-- BEGIN Material for the task --
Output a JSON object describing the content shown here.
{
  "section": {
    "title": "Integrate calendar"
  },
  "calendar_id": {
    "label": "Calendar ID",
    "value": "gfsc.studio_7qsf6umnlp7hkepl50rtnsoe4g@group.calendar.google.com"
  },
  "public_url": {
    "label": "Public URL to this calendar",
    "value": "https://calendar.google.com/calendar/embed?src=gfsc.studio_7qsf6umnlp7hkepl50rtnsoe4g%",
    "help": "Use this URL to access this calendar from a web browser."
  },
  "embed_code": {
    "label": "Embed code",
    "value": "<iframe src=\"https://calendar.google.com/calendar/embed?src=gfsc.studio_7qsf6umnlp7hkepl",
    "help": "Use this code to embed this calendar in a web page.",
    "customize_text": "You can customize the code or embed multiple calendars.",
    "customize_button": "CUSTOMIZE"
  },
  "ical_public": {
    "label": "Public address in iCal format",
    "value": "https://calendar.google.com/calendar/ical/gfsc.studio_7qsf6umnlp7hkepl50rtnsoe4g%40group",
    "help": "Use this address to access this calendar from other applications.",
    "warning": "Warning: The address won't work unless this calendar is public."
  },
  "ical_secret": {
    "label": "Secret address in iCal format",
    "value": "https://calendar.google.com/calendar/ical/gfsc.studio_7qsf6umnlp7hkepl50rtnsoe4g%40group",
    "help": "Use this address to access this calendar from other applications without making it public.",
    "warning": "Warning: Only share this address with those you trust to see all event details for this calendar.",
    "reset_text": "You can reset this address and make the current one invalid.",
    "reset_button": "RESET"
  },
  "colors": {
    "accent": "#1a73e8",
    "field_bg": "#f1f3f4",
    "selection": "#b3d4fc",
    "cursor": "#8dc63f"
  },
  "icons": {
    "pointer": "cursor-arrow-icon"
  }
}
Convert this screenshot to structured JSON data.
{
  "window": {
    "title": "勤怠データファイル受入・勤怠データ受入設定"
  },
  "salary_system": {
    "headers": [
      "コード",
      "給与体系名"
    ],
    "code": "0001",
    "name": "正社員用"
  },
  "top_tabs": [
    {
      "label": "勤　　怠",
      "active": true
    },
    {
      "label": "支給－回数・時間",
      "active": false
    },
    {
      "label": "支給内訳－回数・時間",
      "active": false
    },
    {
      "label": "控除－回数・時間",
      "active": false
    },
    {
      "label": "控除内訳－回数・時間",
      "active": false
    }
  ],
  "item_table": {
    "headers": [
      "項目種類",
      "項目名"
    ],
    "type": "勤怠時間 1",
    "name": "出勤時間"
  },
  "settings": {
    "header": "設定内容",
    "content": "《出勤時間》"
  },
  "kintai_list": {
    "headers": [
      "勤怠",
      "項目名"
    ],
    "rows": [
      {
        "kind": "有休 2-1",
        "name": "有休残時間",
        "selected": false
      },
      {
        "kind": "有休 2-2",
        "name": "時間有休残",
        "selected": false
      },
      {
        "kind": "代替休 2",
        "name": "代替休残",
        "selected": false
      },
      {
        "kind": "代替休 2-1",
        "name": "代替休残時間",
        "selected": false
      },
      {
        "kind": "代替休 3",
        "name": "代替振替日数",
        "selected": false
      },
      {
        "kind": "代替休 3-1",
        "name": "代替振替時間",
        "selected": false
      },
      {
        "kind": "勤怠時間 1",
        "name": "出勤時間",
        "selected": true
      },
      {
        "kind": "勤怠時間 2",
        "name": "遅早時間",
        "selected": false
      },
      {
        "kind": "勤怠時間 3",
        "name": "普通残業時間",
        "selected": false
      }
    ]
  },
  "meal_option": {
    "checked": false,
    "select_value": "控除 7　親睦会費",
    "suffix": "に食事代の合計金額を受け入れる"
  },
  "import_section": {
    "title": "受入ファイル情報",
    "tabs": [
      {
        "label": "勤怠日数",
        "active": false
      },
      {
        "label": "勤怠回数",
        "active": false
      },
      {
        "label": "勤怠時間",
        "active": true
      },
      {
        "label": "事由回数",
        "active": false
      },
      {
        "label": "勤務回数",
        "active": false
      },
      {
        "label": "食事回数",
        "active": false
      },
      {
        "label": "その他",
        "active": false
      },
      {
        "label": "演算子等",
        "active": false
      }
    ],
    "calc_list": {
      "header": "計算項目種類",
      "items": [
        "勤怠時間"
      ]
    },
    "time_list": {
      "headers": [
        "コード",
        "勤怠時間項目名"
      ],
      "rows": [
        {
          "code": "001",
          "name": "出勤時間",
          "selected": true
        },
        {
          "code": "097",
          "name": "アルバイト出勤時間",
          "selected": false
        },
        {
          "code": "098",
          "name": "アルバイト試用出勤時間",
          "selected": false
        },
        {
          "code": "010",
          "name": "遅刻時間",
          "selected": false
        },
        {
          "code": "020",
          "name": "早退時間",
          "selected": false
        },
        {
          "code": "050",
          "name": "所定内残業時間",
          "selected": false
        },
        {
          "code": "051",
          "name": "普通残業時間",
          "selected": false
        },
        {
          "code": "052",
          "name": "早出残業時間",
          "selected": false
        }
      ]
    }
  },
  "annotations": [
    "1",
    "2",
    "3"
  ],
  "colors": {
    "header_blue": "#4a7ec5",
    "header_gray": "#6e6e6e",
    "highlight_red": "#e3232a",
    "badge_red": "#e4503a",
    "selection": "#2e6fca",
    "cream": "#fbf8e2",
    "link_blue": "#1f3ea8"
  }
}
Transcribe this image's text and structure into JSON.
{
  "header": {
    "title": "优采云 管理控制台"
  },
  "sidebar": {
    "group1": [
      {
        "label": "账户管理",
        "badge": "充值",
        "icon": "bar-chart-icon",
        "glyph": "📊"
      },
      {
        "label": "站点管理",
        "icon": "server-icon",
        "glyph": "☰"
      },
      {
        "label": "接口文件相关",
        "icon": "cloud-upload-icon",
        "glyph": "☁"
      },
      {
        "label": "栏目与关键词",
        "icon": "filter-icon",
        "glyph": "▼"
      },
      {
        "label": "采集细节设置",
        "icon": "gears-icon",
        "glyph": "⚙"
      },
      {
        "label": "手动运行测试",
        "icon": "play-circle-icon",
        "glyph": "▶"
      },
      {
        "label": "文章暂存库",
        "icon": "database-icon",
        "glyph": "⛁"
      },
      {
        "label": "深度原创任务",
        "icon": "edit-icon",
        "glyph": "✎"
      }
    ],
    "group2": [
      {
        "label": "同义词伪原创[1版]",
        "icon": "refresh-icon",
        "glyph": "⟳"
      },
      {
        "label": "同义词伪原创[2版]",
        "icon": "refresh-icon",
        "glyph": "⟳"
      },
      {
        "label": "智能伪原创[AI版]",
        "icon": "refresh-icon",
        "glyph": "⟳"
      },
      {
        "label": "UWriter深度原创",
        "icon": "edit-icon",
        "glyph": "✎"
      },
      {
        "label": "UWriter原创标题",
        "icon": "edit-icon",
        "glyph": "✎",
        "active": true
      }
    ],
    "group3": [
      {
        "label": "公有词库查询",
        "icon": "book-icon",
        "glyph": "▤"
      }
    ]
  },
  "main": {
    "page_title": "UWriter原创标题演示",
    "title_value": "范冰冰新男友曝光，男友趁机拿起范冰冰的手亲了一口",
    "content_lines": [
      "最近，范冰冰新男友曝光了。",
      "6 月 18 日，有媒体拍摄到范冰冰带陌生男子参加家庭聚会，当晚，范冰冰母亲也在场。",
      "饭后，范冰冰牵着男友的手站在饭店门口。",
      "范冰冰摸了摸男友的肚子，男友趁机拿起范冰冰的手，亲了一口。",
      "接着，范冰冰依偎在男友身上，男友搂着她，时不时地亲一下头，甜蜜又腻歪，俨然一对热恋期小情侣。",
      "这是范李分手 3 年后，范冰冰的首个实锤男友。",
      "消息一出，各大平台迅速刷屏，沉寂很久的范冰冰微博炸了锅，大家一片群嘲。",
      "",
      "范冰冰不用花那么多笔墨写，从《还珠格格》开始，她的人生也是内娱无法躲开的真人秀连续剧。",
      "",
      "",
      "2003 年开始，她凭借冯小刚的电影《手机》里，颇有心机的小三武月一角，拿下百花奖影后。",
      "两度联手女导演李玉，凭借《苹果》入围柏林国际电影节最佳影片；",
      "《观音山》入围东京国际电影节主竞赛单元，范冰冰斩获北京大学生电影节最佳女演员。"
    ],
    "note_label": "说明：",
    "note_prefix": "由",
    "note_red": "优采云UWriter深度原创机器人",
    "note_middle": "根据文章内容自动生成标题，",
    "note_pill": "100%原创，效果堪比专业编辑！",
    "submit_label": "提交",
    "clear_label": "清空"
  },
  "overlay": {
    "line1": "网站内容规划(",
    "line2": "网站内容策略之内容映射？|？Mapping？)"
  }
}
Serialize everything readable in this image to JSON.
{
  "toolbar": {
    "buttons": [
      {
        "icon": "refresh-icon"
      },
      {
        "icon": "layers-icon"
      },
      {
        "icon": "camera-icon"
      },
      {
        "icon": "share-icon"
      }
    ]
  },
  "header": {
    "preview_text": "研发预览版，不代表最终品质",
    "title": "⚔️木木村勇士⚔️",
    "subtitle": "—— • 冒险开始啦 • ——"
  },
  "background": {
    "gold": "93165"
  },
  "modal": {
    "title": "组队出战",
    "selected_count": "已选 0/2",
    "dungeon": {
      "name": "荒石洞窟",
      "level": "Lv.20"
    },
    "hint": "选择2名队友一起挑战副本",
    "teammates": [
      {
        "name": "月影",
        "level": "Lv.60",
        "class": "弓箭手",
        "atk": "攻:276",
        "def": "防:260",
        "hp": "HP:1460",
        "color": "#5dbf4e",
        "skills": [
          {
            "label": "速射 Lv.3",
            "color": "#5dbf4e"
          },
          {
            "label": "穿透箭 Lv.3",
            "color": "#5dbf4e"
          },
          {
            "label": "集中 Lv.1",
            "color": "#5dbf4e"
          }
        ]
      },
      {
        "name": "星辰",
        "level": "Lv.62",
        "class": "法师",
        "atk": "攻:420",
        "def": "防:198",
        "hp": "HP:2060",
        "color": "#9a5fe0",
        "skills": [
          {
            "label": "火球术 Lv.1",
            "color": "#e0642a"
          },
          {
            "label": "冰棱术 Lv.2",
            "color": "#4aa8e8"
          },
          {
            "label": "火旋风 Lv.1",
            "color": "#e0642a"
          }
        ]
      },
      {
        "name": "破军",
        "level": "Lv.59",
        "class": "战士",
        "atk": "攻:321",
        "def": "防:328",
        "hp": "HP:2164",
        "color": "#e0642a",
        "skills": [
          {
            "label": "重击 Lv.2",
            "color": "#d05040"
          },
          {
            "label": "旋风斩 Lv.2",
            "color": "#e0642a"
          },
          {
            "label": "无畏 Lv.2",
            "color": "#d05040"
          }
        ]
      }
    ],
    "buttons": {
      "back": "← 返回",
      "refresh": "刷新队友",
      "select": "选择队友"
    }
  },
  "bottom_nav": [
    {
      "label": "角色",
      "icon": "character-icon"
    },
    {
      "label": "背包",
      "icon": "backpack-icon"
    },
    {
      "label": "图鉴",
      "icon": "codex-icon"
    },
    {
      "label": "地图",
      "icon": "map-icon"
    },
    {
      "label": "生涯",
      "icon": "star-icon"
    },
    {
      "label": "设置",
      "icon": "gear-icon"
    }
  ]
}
-- END Material for the task --
Description of the task →
Filter lines by "access" and return each hit.

Expected answer →
    "help": "Use this URL to access this calendar from a web browser."
    "help": "Use this address to access this calendar from other applications.",
    "help": "Use this address to access this calendar from other applications without making it public.",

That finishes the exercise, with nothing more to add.